DIRECTION ::
Answer with a single number: the count of lines that hold "prevent".

** BEGIN DATA ENTRIES **

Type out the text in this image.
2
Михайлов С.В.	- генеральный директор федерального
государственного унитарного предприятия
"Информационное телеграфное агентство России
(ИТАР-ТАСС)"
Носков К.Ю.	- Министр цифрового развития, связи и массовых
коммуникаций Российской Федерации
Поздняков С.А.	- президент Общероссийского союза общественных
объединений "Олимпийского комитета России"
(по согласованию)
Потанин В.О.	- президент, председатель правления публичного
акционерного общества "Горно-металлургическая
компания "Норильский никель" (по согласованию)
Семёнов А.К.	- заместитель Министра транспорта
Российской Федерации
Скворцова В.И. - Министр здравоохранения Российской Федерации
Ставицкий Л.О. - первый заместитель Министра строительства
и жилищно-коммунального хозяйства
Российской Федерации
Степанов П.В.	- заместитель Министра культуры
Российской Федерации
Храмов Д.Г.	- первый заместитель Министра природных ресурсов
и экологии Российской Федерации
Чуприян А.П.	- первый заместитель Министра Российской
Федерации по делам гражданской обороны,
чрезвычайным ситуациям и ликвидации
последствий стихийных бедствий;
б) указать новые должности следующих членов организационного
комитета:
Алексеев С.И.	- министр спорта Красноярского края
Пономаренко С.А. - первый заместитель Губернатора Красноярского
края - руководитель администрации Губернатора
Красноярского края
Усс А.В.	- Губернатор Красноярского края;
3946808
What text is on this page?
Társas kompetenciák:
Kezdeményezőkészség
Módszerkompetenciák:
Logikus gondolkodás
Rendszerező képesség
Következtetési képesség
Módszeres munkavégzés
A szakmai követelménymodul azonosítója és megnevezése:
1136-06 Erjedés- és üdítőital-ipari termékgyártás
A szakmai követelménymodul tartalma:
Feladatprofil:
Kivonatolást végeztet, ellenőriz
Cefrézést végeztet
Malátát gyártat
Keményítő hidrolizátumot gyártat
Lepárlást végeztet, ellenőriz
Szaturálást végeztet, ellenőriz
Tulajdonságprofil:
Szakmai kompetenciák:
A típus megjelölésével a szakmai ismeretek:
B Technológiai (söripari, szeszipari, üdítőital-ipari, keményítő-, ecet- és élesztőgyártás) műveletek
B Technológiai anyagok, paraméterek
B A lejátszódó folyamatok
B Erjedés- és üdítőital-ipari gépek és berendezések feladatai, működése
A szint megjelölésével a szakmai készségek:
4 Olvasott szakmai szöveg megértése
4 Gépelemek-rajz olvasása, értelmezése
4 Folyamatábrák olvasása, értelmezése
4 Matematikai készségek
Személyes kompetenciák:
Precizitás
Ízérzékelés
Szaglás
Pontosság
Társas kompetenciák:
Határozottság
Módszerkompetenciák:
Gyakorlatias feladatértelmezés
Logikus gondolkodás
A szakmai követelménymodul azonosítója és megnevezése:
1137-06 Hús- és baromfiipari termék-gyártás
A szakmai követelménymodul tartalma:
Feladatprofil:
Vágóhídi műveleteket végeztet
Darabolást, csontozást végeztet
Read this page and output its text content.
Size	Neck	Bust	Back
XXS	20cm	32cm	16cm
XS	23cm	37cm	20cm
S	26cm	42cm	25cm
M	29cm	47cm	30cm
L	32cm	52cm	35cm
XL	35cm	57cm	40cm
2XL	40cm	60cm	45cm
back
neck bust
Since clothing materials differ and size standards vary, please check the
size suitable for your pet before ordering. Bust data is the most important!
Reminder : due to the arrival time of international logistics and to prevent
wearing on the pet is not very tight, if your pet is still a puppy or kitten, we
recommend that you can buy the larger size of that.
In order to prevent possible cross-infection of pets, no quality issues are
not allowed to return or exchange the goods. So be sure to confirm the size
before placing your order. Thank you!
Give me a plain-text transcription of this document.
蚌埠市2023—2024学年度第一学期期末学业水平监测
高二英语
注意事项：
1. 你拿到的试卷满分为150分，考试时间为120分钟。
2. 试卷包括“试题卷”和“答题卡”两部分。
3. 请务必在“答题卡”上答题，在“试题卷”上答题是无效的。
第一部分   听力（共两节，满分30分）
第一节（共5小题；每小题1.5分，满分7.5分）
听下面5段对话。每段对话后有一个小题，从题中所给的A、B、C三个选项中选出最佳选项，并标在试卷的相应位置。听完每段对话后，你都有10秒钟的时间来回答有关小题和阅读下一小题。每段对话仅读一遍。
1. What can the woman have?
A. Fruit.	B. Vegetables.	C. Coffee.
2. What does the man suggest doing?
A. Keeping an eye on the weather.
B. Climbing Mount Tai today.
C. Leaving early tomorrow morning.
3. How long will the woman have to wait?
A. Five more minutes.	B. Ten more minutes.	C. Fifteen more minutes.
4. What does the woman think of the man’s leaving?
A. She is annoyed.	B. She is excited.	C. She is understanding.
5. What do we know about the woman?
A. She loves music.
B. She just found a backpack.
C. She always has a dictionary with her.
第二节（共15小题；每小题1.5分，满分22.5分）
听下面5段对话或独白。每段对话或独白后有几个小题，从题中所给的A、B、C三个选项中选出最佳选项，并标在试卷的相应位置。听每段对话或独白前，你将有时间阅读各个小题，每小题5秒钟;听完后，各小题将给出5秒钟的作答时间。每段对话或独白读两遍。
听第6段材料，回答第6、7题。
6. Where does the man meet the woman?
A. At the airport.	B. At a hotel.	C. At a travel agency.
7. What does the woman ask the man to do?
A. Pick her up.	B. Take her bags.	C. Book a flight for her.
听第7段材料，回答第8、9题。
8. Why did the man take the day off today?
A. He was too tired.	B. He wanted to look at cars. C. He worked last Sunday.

** END DATA ENTRIES **

EXERCISE ANSWER ::
2